▸ **Figure collection entries**
============
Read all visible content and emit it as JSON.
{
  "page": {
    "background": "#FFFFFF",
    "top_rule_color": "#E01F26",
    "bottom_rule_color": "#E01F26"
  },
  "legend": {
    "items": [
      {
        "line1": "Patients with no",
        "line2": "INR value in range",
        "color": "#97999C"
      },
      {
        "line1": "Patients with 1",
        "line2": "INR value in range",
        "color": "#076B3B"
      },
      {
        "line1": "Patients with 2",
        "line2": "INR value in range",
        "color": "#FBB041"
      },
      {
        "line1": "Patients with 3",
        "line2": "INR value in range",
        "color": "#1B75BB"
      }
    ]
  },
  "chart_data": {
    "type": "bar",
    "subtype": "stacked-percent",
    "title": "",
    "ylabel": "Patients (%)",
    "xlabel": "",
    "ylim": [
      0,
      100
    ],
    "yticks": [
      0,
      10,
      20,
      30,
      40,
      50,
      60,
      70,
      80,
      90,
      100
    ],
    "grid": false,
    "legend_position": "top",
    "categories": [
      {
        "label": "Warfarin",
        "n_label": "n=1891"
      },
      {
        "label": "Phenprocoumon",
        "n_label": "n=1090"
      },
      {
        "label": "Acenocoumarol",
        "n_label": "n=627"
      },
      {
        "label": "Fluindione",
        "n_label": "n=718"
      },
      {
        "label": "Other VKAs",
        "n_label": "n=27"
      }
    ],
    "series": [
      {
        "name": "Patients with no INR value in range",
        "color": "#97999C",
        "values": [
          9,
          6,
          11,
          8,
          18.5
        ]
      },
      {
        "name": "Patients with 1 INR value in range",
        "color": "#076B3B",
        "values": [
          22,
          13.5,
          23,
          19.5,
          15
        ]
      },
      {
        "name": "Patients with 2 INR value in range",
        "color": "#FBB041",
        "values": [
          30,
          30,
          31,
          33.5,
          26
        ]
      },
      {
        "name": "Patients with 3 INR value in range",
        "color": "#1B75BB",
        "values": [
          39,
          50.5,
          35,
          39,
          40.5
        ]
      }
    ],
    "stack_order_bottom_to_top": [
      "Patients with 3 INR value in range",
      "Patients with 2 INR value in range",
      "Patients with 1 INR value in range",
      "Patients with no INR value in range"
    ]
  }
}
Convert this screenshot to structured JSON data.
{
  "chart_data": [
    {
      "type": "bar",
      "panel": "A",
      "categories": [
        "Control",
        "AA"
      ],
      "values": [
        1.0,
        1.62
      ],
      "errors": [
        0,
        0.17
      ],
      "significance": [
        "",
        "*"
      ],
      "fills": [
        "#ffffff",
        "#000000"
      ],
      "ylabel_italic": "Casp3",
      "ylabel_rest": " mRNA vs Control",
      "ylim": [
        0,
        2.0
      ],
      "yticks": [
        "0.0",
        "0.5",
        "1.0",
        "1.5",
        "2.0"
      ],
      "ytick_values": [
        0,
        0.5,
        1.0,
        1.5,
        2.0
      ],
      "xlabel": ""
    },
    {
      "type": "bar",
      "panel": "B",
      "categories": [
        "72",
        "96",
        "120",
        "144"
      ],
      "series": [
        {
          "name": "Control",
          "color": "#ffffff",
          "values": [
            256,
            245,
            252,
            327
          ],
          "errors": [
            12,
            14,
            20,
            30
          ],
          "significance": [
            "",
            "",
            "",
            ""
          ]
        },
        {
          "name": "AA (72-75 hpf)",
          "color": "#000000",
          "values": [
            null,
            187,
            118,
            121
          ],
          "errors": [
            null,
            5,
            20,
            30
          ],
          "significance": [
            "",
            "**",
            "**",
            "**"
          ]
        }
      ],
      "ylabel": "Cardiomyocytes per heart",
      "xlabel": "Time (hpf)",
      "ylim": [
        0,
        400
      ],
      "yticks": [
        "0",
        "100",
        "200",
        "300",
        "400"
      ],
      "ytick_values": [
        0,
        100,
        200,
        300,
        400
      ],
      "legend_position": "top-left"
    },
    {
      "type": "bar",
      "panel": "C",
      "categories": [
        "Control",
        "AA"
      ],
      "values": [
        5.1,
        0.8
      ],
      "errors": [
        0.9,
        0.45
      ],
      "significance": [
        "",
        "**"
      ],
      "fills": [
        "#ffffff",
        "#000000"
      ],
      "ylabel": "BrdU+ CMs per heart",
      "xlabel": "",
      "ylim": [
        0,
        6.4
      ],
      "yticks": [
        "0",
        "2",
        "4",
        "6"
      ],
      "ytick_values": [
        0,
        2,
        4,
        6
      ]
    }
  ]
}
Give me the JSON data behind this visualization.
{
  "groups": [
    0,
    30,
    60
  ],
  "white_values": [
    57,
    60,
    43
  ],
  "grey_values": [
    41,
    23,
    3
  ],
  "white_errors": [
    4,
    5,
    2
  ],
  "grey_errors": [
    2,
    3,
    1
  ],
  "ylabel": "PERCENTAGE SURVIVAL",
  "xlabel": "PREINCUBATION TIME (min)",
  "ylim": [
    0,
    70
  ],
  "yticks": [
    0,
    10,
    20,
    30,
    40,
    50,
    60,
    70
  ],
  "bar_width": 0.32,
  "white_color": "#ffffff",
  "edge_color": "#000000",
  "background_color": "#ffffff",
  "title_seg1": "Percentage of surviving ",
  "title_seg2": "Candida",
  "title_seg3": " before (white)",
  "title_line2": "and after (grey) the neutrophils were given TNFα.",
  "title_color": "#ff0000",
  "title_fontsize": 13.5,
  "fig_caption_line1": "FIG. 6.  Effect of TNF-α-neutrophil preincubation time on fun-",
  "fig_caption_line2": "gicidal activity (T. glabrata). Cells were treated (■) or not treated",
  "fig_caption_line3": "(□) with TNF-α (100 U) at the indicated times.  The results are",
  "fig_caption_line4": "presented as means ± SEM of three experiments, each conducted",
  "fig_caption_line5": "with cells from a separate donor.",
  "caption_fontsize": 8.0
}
============
▸ **What is being asked**
Number of lines above containing "heart": state it and nothing else.

▸ **Exercise answer**
2